§ Stated goal
Wherever the word "zelfstandig" shows up in a line, please copy that line.
── Recorded data
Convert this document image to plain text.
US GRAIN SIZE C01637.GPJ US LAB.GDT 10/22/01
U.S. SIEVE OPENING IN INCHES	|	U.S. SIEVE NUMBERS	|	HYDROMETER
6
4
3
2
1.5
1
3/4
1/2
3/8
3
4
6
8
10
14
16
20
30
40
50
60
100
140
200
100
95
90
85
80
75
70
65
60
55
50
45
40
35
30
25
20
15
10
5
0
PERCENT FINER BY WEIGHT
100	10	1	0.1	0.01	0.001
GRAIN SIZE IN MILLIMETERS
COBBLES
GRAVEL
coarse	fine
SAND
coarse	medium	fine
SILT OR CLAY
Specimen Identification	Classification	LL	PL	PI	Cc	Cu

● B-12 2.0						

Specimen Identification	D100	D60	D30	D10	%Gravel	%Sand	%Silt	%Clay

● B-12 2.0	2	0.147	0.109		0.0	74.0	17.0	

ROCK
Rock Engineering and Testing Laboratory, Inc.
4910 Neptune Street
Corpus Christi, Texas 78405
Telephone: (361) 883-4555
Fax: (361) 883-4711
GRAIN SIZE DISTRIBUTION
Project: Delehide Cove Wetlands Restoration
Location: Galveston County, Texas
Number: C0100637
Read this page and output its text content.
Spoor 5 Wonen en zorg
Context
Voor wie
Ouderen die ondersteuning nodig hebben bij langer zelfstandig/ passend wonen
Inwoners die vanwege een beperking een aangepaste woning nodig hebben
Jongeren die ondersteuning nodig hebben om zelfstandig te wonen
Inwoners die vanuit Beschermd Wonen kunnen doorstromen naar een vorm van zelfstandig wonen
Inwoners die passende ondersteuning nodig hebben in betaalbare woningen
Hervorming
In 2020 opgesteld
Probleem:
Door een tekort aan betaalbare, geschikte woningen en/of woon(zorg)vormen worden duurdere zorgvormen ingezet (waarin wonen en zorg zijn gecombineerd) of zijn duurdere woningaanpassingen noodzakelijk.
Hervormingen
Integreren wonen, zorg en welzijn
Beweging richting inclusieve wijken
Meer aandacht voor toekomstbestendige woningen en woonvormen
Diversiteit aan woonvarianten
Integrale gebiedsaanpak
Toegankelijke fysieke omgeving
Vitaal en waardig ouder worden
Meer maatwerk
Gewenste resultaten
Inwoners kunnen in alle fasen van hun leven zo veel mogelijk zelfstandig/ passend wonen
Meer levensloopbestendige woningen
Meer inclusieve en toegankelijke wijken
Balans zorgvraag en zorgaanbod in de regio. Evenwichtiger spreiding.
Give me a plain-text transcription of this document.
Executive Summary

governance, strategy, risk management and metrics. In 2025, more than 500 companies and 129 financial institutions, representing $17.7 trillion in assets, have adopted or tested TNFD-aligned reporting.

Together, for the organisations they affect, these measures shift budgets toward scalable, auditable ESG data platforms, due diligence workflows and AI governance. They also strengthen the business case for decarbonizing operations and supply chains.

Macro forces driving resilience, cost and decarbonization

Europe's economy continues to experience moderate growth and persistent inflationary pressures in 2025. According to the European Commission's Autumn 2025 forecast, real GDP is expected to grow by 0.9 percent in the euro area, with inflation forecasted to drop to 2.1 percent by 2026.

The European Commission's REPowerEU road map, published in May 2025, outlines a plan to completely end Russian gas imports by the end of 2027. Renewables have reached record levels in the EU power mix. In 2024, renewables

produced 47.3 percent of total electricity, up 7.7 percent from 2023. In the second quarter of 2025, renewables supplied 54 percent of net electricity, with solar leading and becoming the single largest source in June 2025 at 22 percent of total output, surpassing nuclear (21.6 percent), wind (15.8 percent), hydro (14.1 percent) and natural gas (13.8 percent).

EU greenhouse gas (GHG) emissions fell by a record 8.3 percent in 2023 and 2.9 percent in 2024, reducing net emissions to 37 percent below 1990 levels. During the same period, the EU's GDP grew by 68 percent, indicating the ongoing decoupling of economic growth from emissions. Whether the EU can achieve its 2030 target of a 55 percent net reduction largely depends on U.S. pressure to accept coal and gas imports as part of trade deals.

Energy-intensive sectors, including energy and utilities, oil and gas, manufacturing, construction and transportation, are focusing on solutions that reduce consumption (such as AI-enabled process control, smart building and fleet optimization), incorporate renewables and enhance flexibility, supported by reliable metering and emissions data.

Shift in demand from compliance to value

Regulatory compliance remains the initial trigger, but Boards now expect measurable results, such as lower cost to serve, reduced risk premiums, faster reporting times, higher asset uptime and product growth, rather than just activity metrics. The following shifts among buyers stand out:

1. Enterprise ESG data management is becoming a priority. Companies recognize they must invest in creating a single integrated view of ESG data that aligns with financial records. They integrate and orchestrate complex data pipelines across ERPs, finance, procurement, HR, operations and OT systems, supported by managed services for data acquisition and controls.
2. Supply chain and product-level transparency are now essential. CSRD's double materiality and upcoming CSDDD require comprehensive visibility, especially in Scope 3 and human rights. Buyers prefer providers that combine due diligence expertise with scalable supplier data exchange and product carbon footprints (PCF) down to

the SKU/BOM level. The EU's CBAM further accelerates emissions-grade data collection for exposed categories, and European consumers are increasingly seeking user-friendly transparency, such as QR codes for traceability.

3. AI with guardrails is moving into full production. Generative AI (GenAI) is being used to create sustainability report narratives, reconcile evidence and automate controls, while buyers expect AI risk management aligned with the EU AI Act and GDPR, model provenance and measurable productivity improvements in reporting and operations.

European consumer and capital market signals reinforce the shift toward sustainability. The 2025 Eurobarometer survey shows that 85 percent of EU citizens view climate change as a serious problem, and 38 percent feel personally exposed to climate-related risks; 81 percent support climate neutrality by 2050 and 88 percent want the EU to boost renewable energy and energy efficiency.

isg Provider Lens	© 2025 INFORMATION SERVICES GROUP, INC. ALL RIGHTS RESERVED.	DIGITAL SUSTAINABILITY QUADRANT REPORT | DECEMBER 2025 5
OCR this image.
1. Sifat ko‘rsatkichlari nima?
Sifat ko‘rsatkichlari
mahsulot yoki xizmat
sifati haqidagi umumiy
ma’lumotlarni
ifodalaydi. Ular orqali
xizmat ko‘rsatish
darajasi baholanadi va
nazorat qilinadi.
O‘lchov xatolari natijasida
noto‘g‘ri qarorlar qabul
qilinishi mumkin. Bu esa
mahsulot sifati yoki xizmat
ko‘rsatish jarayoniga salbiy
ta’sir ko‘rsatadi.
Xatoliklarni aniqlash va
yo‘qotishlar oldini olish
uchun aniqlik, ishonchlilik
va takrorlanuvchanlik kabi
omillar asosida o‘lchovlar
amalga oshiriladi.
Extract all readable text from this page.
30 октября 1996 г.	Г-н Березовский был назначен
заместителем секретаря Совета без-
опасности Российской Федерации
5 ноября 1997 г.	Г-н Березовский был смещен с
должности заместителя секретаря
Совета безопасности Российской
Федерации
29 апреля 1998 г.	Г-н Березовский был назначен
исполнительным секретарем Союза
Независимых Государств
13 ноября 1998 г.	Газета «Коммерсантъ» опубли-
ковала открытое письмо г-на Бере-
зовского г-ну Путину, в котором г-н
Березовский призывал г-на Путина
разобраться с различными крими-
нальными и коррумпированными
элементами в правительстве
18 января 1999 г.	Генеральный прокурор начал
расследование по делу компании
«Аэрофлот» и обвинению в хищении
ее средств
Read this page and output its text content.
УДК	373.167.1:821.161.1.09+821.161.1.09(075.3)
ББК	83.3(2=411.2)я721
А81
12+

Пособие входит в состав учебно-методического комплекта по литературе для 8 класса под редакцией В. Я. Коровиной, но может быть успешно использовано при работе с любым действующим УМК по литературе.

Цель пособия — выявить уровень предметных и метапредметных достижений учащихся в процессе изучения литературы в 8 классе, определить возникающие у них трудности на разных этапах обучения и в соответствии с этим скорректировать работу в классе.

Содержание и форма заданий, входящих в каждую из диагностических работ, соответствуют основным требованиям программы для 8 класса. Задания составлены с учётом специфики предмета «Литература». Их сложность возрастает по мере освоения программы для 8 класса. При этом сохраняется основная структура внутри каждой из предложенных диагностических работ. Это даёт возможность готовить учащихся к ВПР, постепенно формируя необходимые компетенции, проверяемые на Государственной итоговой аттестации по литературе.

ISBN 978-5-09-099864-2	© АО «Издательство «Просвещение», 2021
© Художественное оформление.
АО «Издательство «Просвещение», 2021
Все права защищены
────
§ Worked answer
Ouderen die ondersteuning nodig hebben bij langer zelfstandig/ passend wonen
Jongeren die ondersteuning nodig hebben om zelfstandig te wonen
Inwoners die vanuit Beschermd Wonen kunnen doorstromen naar een vorm van zelfstandig wonen
Inwoners kunnen in alle fasen van hun leven zo veel mogelijk zelfstandig/ passend wonen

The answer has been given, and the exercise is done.